__TASK STATEMENT__. Check each line of the listing, and copy it if it contains the word "Samtliga".

__PROVIDED MATERIAL__.
▼

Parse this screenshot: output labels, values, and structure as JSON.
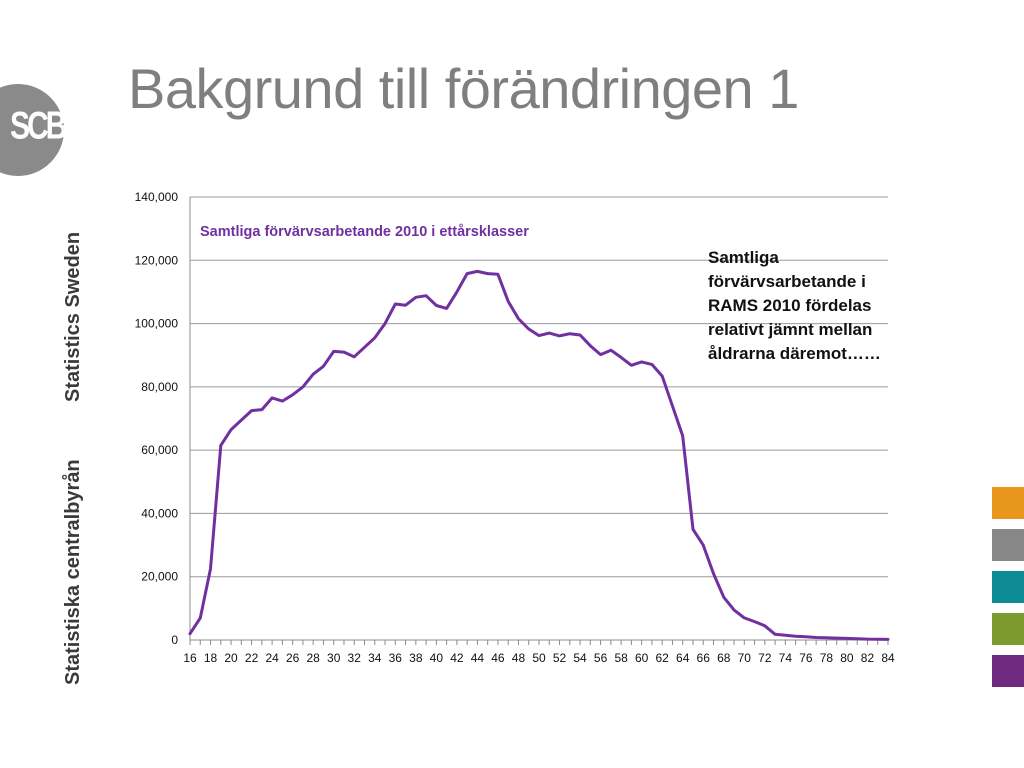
{
  "slide": {
    "title": "Bakgrund till förändringen 1",
    "annotation": "Samtliga förvärvsarbetande i RAMS 2010 fördelas relativt jämnt mellan åldrarna däremot……"
  },
  "branding": {
    "logo_text": "SCB",
    "vertical_text_en": "Statistics Sweden",
    "vertical_text_sv": "Statistiska centralbyrån",
    "swatches": [
      "#E8961E",
      "#878787",
      "#0E8C96",
      "#7D9A2E",
      "#6E2A7E"
    ]
  },
  "chart_data": {
    "type": "line",
    "title": "Samtliga förvärvsarbetande 2010 i ettårsklasser",
    "xlabel": "",
    "ylabel": "",
    "ylim": [
      0,
      140000
    ],
    "yticks": [
      "0",
      "20,000",
      "40,000",
      "60,000",
      "80,000",
      "100,000",
      "120,000",
      "140,000"
    ],
    "xticks": [
      "16",
      "18",
      "20",
      "22",
      "24",
      "26",
      "28",
      "30",
      "32",
      "34",
      "36",
      "38",
      "40",
      "42",
      "44",
      "46",
      "48",
      "50",
      "52",
      "54",
      "56",
      "58",
      "60",
      "62",
      "64",
      "66",
      "68",
      "70",
      "72",
      "74",
      "76",
      "78",
      "80",
      "82",
      "84"
    ],
    "grid": true,
    "legend": "none",
    "line_color": "#7030A0",
    "x": [
      16,
      17,
      18,
      19,
      20,
      21,
      22,
      23,
      24,
      25,
      26,
      27,
      28,
      29,
      30,
      31,
      32,
      33,
      34,
      35,
      36,
      37,
      38,
      39,
      40,
      41,
      42,
      43,
      44,
      45,
      46,
      47,
      48,
      49,
      50,
      51,
      52,
      53,
      54,
      55,
      56,
      57,
      58,
      59,
      60,
      61,
      62,
      63,
      64,
      65,
      66,
      67,
      68,
      69,
      70,
      71,
      72,
      73,
      74,
      75,
      76,
      77,
      78,
      79,
      80,
      81,
      82,
      83,
      84
    ],
    "values": [
      2000,
      7000,
      22500,
      61500,
      66500,
      69500,
      72500,
      72800,
      76500,
      75500,
      77500,
      80000,
      84000,
      86500,
      91200,
      91000,
      89500,
      92500,
      95500,
      100000,
      106200,
      105800,
      108300,
      108800,
      105700,
      104800,
      110000,
      115800,
      116500,
      115800,
      115600,
      107000,
      101500,
      98300,
      96200,
      97000,
      96100,
      96800,
      96400,
      93000,
      90200,
      91600,
      89300,
      86800,
      87900,
      87100,
      83400,
      74000,
      64500,
      35000,
      30000,
      21000,
      13500,
      9500,
      7000,
      5800,
      4500,
      1800,
      1500,
      1200,
      1000,
      800,
      700,
      600,
      500,
      400,
      300,
      250,
      200
    ]
  }
}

▲

__IN RESPONSE__.
    "annotation": "Samtliga förvärvsarbetande i RAMS 2010 fördelas relativt jämnt mellan åldrarna däremot……"
    "title": "Samtliga förvärvsarbetande 2010 i ettårsklasser",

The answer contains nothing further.